(Stored items)
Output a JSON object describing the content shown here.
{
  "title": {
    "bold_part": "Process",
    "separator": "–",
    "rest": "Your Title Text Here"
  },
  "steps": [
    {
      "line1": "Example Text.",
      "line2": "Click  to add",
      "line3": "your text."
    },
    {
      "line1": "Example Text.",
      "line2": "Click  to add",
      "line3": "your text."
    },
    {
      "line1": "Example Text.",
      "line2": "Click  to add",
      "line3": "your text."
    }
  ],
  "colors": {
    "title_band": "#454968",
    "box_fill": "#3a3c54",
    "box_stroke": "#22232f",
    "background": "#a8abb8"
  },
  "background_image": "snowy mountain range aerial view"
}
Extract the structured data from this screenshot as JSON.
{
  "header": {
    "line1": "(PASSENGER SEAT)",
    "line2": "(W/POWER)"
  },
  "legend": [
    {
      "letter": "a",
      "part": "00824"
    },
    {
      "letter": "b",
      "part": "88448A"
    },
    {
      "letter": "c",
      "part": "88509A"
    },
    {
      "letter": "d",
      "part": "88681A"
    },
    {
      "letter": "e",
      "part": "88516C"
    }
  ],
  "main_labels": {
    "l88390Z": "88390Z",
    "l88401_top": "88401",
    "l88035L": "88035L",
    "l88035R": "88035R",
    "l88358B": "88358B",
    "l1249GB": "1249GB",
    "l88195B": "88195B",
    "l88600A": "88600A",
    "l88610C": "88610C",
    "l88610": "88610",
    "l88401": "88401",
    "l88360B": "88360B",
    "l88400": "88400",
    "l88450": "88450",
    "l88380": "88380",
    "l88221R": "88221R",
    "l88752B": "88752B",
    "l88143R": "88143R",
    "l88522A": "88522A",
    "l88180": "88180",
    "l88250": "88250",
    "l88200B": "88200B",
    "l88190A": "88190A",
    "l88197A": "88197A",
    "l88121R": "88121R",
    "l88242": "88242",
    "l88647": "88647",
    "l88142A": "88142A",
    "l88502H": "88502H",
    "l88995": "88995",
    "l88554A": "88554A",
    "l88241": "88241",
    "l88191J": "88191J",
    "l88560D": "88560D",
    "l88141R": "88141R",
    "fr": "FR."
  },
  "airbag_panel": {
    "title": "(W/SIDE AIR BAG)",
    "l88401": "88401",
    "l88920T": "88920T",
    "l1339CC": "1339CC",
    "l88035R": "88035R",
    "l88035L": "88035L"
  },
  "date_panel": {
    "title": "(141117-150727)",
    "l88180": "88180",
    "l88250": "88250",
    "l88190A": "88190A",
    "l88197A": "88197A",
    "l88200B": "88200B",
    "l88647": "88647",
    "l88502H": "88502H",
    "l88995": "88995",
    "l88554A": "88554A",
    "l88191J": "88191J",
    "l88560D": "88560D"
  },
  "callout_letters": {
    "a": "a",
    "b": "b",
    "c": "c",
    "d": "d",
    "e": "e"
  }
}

> **BRIEF**: Set down the entries above again, word for word.

> **WRITTEN REPLY**:
Output a JSON object describing the content shown here.
{
  "title": {
    "bold_part": "Process",
    "separator": "–",
    "rest": "Your Title Text Here"
  },
  "steps": [
    {
      "line1": "Example Text.",
      "line2": "Click  to add",
      "line3": "your text."
    },
    {
      "line1": "Example Text.",
      "line2": "Click  to add",
      "line3": "your text."
    },
    {
      "line1": "Example Text.",
      "line2": "Click  to add",
      "line3": "your text."
    }
  ],
  "colors": {
    "title_band": "#454968",
    "box_fill": "#3a3c54",
    "box_stroke": "#22232f",
    "background": "#a8abb8"
  },
  "background_image": "snowy mountain range aerial view"
}
Extract the structured data from this screenshot as JSON.
{
  "header": {
    "line1": "(PASSENGER SEAT)",
    "line2": "(W/POWER)"
  },
  "legend": [
    {
      "letter": "a",
      "part": "00824"
    },
    {
      "letter": "b",
      "part": "88448A"
    },
    {
      "letter": "c",
      "part": "88509A"
    },
    {
      "letter": "d",
      "part": "88681A"
    },
    {
      "letter": "e",
      "part": "88516C"
    }
  ],
  "main_labels": {
    "l88390Z": "88390Z",
    "l88401_top": "88401",
    "l88035L": "88035L",
    "l88035R": "88035R",
    "l88358B": "88358B",
    "l1249GB": "1249GB",
    "l88195B": "88195B",
    "l88600A": "88600A",
    "l88610C": "88610C",
    "l88610": "88610",
    "l88401": "88401",
    "l88360B": "88360B",
    "l88400": "88400",
    "l88450": "88450",
    "l88380": "88380",
    "l88221R": "88221R",
    "l88752B": "88752B",
    "l88143R": "88143R",
    "l88522A": "88522A",
    "l88180": "88180",
    "l88250": "88250",
    "l88200B": "88200B",
    "l88190A": "88190A",
    "l88197A": "88197A",
    "l88121R": "88121R",
    "l88242": "88242",
    "l88647": "88647",
    "l88142A": "88142A",
    "l88502H": "88502H",
    "l88995": "88995",
    "l88554A": "88554A",
    "l88241": "88241",
    "l88191J": "88191J",
    "l88560D": "88560D",
    "l88141R": "88141R",
    "fr": "FR."
  },
  "airbag_panel": {
    "title": "(W/SIDE AIR BAG)",
    "l88401": "88401",
    "l88920T": "88920T",
    "l1339CC": "1339CC",
    "l88035R": "88035R",
    "l88035L": "88035L"
  },
  "date_panel": {
    "title": "(141117-150727)",
    "l88180": "88180",
    "l88250": "88250",
    "l88190A": "88190A",
    "l88197A": "88197A",
    "l88200B": "88200B",
    "l88647": "88647",
    "l88502H": "88502H",
    "l88995": "88995",
    "l88554A": "88554A",
    "l88191J": "88191J",
    "l88560D": "88560D"
  },
  "callout_letters": {
    "a": "a",
    "b": "b",
    "c": "c",
    "d": "d",
    "e": "e"
  }
}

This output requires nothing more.